> EXERCISE BRIEF:
Collect all lines below with the string "name".

[start of LISTED RECORDS]

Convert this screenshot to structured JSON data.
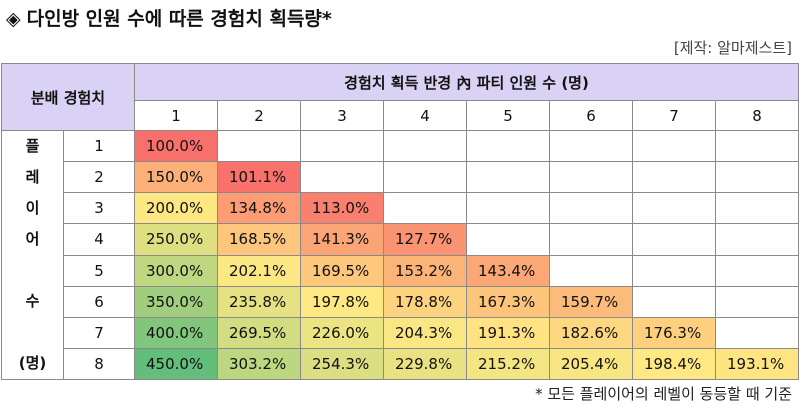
{
  "title": "다인방 인원 수에 따른 경험치 획득량*",
  "title_icon": "diamond-icon",
  "source": "[제작: 알마제스트]",
  "footnote": "* 모든 플레이어의 레벨이 동등할 때 기준",
  "table": {
    "corner_label": "분배 경험치",
    "column_group_label": "경험치 획득 반경 內 파티 인원 수 (명)",
    "row_group_label": [
      "플",
      "레",
      "이",
      "어",
      "",
      "수",
      "",
      "(명)"
    ],
    "columns": [
      "1",
      "2",
      "3",
      "4",
      "5",
      "6",
      "7",
      "8"
    ],
    "rows": [
      {
        "label": "1",
        "values": [
          "100.0%"
        ]
      },
      {
        "label": "2",
        "values": [
          "150.0%",
          "101.1%"
        ]
      },
      {
        "label": "3",
        "values": [
          "200.0%",
          "134.8%",
          "113.0%"
        ]
      },
      {
        "label": "4",
        "values": [
          "250.0%",
          "168.5%",
          "141.3%",
          "127.7%"
        ]
      },
      {
        "label": "5",
        "values": [
          "300.0%",
          "202.1%",
          "169.5%",
          "153.2%",
          "143.4%"
        ]
      },
      {
        "label": "6",
        "values": [
          "350.0%",
          "235.8%",
          "197.8%",
          "178.8%",
          "167.3%",
          "159.7%"
        ]
      },
      {
        "label": "7",
        "values": [
          "400.0%",
          "269.5%",
          "226.0%",
          "204.3%",
          "191.3%",
          "182.6%",
          "176.3%"
        ]
      },
      {
        "label": "8",
        "values": [
          "450.0%",
          "303.2%",
          "254.3%",
          "229.8%",
          "215.2%",
          "205.4%",
          "198.4%",
          "193.1%"
        ]
      }
    ]
  },
  "colors": {
    "header_bg": "#d9d2f4",
    "scale_low": "#f8706b",
    "scale_mid": "#ffe883",
    "scale_high": "#63be7b"
  }
}
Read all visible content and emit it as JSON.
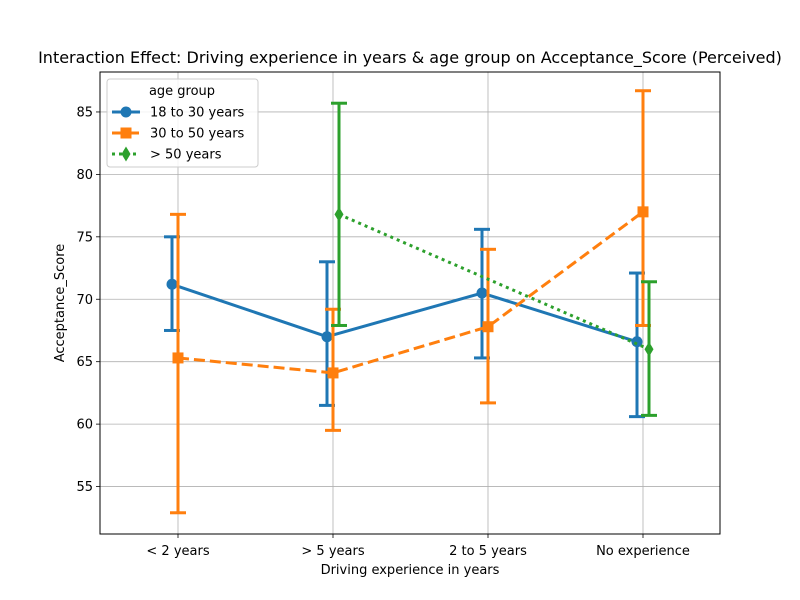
{
  "chart_data": {
    "type": "line",
    "title": "Interaction Effect: Driving experience in years & age group on Acceptance_Score (Perceived)",
    "xlabel": "Driving experience in years",
    "ylabel": "Acceptance_Score",
    "categories": [
      "< 2 years",
      "> 5 years",
      "2 to 5 years",
      "No experience"
    ],
    "ylim": [
      51.2,
      88.2
    ],
    "yticks": [
      55,
      60,
      65,
      70,
      75,
      80,
      85
    ],
    "grid": true,
    "legend": {
      "title": "age group",
      "placement": "top-left"
    },
    "series": [
      {
        "name": "18 to 30 years",
        "color": "#1f77b4",
        "marker": "circle",
        "linestyle": "solid",
        "values": [
          71.2,
          67.0,
          70.5,
          66.6
        ],
        "ci_low": [
          67.5,
          61.5,
          65.3,
          60.6
        ],
        "ci_high": [
          75.0,
          73.0,
          75.6,
          72.1
        ]
      },
      {
        "name": "30 to 50 years",
        "color": "#ff7f0e",
        "marker": "square",
        "linestyle": "dashed",
        "values": [
          65.3,
          64.1,
          67.8,
          77.0
        ],
        "ci_low": [
          52.9,
          59.5,
          61.7,
          67.9
        ],
        "ci_high": [
          76.8,
          69.2,
          74.0,
          86.7
        ]
      },
      {
        "name": "> 50 years",
        "color": "#2ca02c",
        "marker": "diamond",
        "linestyle": "dotted",
        "values": [
          null,
          76.8,
          null,
          66.0
        ],
        "ci_low": [
          null,
          67.9,
          null,
          60.7
        ],
        "ci_high": [
          null,
          85.7,
          null,
          71.4
        ]
      }
    ]
  }
}
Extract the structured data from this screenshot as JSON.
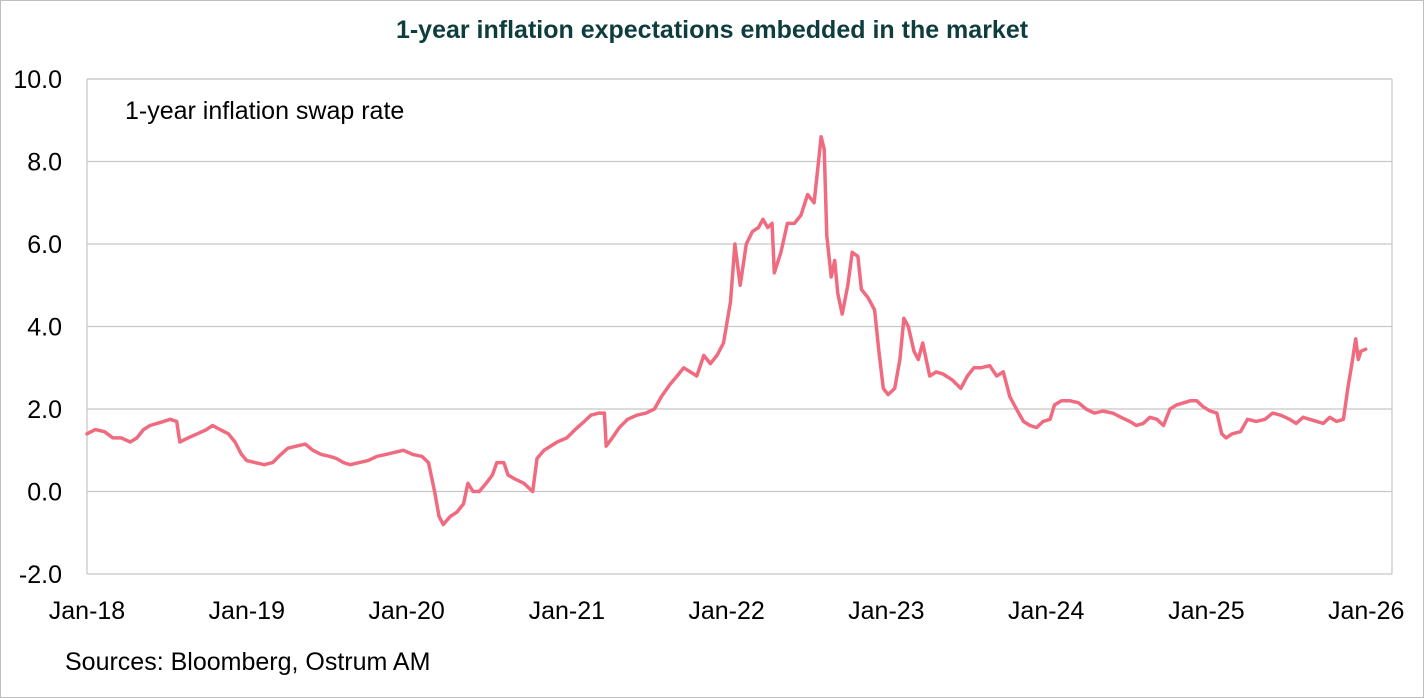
{
  "title": "1-year inflation expectations embedded in the market",
  "source": "Sources: Bloomberg, Ostrum AM",
  "colors": {
    "line": "#f06b80",
    "grid": "#c8c8c8",
    "title": "#0f3d3e"
  },
  "chart_data": {
    "type": "line",
    "title": "1-year inflation expectations embedded in the market",
    "annotation": "1-year inflation swap rate",
    "xlabel": "",
    "ylabel": "",
    "ylim": [
      -2.0,
      10.0
    ],
    "xlim": [
      "2018-01-01",
      "2026-03-01"
    ],
    "yticks": [
      "-2.0",
      "0.0",
      "2.0",
      "4.0",
      "6.0",
      "8.0",
      "10.0"
    ],
    "xticks": [
      {
        "date": "2018-01-01",
        "label": "Jan-18"
      },
      {
        "date": "2019-01-01",
        "label": "Jan-19"
      },
      {
        "date": "2020-01-01",
        "label": "Jan-20"
      },
      {
        "date": "2021-01-01",
        "label": "Jan-21"
      },
      {
        "date": "2022-01-01",
        "label": "Jan-22"
      },
      {
        "date": "2023-01-01",
        "label": "Jan-23"
      },
      {
        "date": "2024-01-01",
        "label": "Jan-24"
      },
      {
        "date": "2025-01-01",
        "label": "Jan-25"
      },
      {
        "date": "2026-01-01",
        "label": "Jan-26"
      }
    ],
    "grid": true,
    "legend": "none",
    "series": [
      {
        "points": [
          [
            "2018-01-01",
            1.4
          ],
          [
            "2018-01-20",
            1.5
          ],
          [
            "2018-02-10",
            1.45
          ],
          [
            "2018-03-01",
            1.3
          ],
          [
            "2018-03-20",
            1.3
          ],
          [
            "2018-04-10",
            1.2
          ],
          [
            "2018-04-25",
            1.3
          ],
          [
            "2018-05-10",
            1.5
          ],
          [
            "2018-05-25",
            1.6
          ],
          [
            "2018-06-10",
            1.65
          ],
          [
            "2018-06-25",
            1.7
          ],
          [
            "2018-07-10",
            1.75
          ],
          [
            "2018-07-25",
            1.7
          ],
          [
            "2018-08-01",
            1.2
          ],
          [
            "2018-08-20",
            1.3
          ],
          [
            "2018-09-10",
            1.4
          ],
          [
            "2018-10-01",
            1.5
          ],
          [
            "2018-10-15",
            1.6
          ],
          [
            "2018-11-01",
            1.5
          ],
          [
            "2018-11-20",
            1.4
          ],
          [
            "2018-12-05",
            1.2
          ],
          [
            "2018-12-20",
            0.9
          ],
          [
            "2019-01-01",
            0.75
          ],
          [
            "2019-01-20",
            0.7
          ],
          [
            "2019-02-10",
            0.65
          ],
          [
            "2019-03-01",
            0.7
          ],
          [
            "2019-03-20",
            0.9
          ],
          [
            "2019-04-05",
            1.05
          ],
          [
            "2019-04-25",
            1.1
          ],
          [
            "2019-05-15",
            1.15
          ],
          [
            "2019-06-01",
            1.0
          ],
          [
            "2019-06-20",
            0.9
          ],
          [
            "2019-07-10",
            0.85
          ],
          [
            "2019-07-25",
            0.8
          ],
          [
            "2019-08-10",
            0.7
          ],
          [
            "2019-08-25",
            0.65
          ],
          [
            "2019-09-15",
            0.7
          ],
          [
            "2019-10-05",
            0.75
          ],
          [
            "2019-10-25",
            0.85
          ],
          [
            "2019-11-15",
            0.9
          ],
          [
            "2019-12-05",
            0.95
          ],
          [
            "2019-12-25",
            1.0
          ],
          [
            "2020-01-15",
            0.9
          ],
          [
            "2020-02-05",
            0.85
          ],
          [
            "2020-02-20",
            0.7
          ],
          [
            "2020-03-05",
            0.0
          ],
          [
            "2020-03-15",
            -0.6
          ],
          [
            "2020-03-25",
            -0.8
          ],
          [
            "2020-04-10",
            -0.6
          ],
          [
            "2020-04-25",
            -0.5
          ],
          [
            "2020-05-10",
            -0.3
          ],
          [
            "2020-05-20",
            0.2
          ],
          [
            "2020-06-01",
            0.0
          ],
          [
            "2020-06-15",
            0.0
          ],
          [
            "2020-07-01",
            0.2
          ],
          [
            "2020-07-15",
            0.4
          ],
          [
            "2020-07-25",
            0.7
          ],
          [
            "2020-08-10",
            0.7
          ],
          [
            "2020-08-20",
            0.4
          ],
          [
            "2020-09-05",
            0.3
          ],
          [
            "2020-09-25",
            0.2
          ],
          [
            "2020-10-15",
            0.0
          ],
          [
            "2020-10-25",
            0.8
          ],
          [
            "2020-11-10",
            1.0
          ],
          [
            "2020-11-25",
            1.1
          ],
          [
            "2020-12-10",
            1.2
          ],
          [
            "2021-01-01",
            1.3
          ],
          [
            "2021-01-20",
            1.5
          ],
          [
            "2021-02-10",
            1.7
          ],
          [
            "2021-02-25",
            1.85
          ],
          [
            "2021-03-15",
            1.9
          ],
          [
            "2021-03-28",
            1.9
          ],
          [
            "2021-04-01",
            1.1
          ],
          [
            "2021-04-15",
            1.3
          ],
          [
            "2021-05-01",
            1.55
          ],
          [
            "2021-05-20",
            1.75
          ],
          [
            "2021-06-10",
            1.85
          ],
          [
            "2021-07-01",
            1.9
          ],
          [
            "2021-07-20",
            2.0
          ],
          [
            "2021-08-05",
            2.3
          ],
          [
            "2021-08-25",
            2.6
          ],
          [
            "2021-09-10",
            2.8
          ],
          [
            "2021-09-25",
            3.0
          ],
          [
            "2021-10-10",
            2.9
          ],
          [
            "2021-10-25",
            2.8
          ],
          [
            "2021-11-10",
            3.3
          ],
          [
            "2021-11-25",
            3.1
          ],
          [
            "2021-12-10",
            3.3
          ],
          [
            "2021-12-25",
            3.6
          ],
          [
            "2022-01-10",
            4.6
          ],
          [
            "2022-01-20",
            6.0
          ],
          [
            "2022-02-01",
            5.0
          ],
          [
            "2022-02-15",
            6.0
          ],
          [
            "2022-03-01",
            6.3
          ],
          [
            "2022-03-15",
            6.4
          ],
          [
            "2022-03-25",
            6.6
          ],
          [
            "2022-04-05",
            6.4
          ],
          [
            "2022-04-15",
            6.5
          ],
          [
            "2022-04-20",
            5.3
          ],
          [
            "2022-05-05",
            5.8
          ],
          [
            "2022-05-20",
            6.5
          ],
          [
            "2022-06-05",
            6.5
          ],
          [
            "2022-06-20",
            6.7
          ],
          [
            "2022-07-05",
            7.2
          ],
          [
            "2022-07-20",
            7.0
          ],
          [
            "2022-08-01",
            8.2
          ],
          [
            "2022-08-05",
            8.6
          ],
          [
            "2022-08-12",
            8.3
          ],
          [
            "2022-08-18",
            6.2
          ],
          [
            "2022-08-28",
            5.2
          ],
          [
            "2022-09-05",
            5.6
          ],
          [
            "2022-09-12",
            4.8
          ],
          [
            "2022-09-22",
            4.3
          ],
          [
            "2022-10-05",
            5.0
          ],
          [
            "2022-10-15",
            5.8
          ],
          [
            "2022-10-28",
            5.7
          ],
          [
            "2022-11-05",
            4.9
          ],
          [
            "2022-11-20",
            4.7
          ],
          [
            "2022-12-05",
            4.4
          ],
          [
            "2022-12-15",
            3.4
          ],
          [
            "2022-12-25",
            2.5
          ],
          [
            "2023-01-05",
            2.35
          ],
          [
            "2023-01-20",
            2.5
          ],
          [
            "2023-02-01",
            3.2
          ],
          [
            "2023-02-10",
            4.2
          ],
          [
            "2023-02-20",
            4.0
          ],
          [
            "2023-03-05",
            3.4
          ],
          [
            "2023-03-15",
            3.2
          ],
          [
            "2023-03-25",
            3.6
          ],
          [
            "2023-04-10",
            2.8
          ],
          [
            "2023-04-25",
            2.9
          ],
          [
            "2023-05-10",
            2.85
          ],
          [
            "2023-06-01",
            2.7
          ],
          [
            "2023-06-20",
            2.5
          ],
          [
            "2023-07-05",
            2.8
          ],
          [
            "2023-07-20",
            3.0
          ],
          [
            "2023-08-05",
            3.0
          ],
          [
            "2023-08-25",
            3.05
          ],
          [
            "2023-09-10",
            2.8
          ],
          [
            "2023-09-25",
            2.9
          ],
          [
            "2023-10-10",
            2.3
          ],
          [
            "2023-10-25",
            2.0
          ],
          [
            "2023-11-10",
            1.7
          ],
          [
            "2023-11-25",
            1.6
          ],
          [
            "2023-12-10",
            1.55
          ],
          [
            "2023-12-25",
            1.7
          ],
          [
            "2024-01-10",
            1.75
          ],
          [
            "2024-01-20",
            2.1
          ],
          [
            "2024-02-05",
            2.2
          ],
          [
            "2024-02-25",
            2.2
          ],
          [
            "2024-03-15",
            2.15
          ],
          [
            "2024-04-01",
            2.0
          ],
          [
            "2024-04-20",
            1.9
          ],
          [
            "2024-05-10",
            1.95
          ],
          [
            "2024-06-01",
            1.9
          ],
          [
            "2024-06-20",
            1.8
          ],
          [
            "2024-07-10",
            1.7
          ],
          [
            "2024-07-25",
            1.6
          ],
          [
            "2024-08-10",
            1.65
          ],
          [
            "2024-08-25",
            1.8
          ],
          [
            "2024-09-10",
            1.75
          ],
          [
            "2024-09-25",
            1.6
          ],
          [
            "2024-10-10",
            2.0
          ],
          [
            "2024-10-25",
            2.1
          ],
          [
            "2024-11-10",
            2.15
          ],
          [
            "2024-11-25",
            2.2
          ],
          [
            "2024-12-10",
            2.2
          ],
          [
            "2024-12-25",
            2.05
          ],
          [
            "2025-01-10",
            1.95
          ],
          [
            "2025-01-25",
            1.9
          ],
          [
            "2025-02-05",
            1.4
          ],
          [
            "2025-02-15",
            1.3
          ],
          [
            "2025-03-01",
            1.4
          ],
          [
            "2025-03-20",
            1.45
          ],
          [
            "2025-04-05",
            1.75
          ],
          [
            "2025-04-25",
            1.7
          ],
          [
            "2025-05-15",
            1.75
          ],
          [
            "2025-06-01",
            1.9
          ],
          [
            "2025-06-20",
            1.85
          ],
          [
            "2025-07-10",
            1.75
          ],
          [
            "2025-07-25",
            1.65
          ],
          [
            "2025-08-10",
            1.8
          ],
          [
            "2025-08-25",
            1.75
          ],
          [
            "2025-09-10",
            1.7
          ],
          [
            "2025-09-25",
            1.65
          ],
          [
            "2025-10-10",
            1.8
          ],
          [
            "2025-10-25",
            1.7
          ],
          [
            "2025-11-10",
            1.75
          ],
          [
            "2025-11-20",
            2.5
          ],
          [
            "2025-12-01",
            3.2
          ],
          [
            "2025-12-08",
            3.7
          ],
          [
            "2025-12-14",
            3.2
          ],
          [
            "2025-12-20",
            3.4
          ],
          [
            "2025-12-31",
            3.45
          ]
        ]
      }
    ]
  }
}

[end of LISTED RECORDS]

> EXERCISE ANSWER:
        "name": "18 to 30 years",
        "name": "30 to 50 years",
        "name": "> 50 years",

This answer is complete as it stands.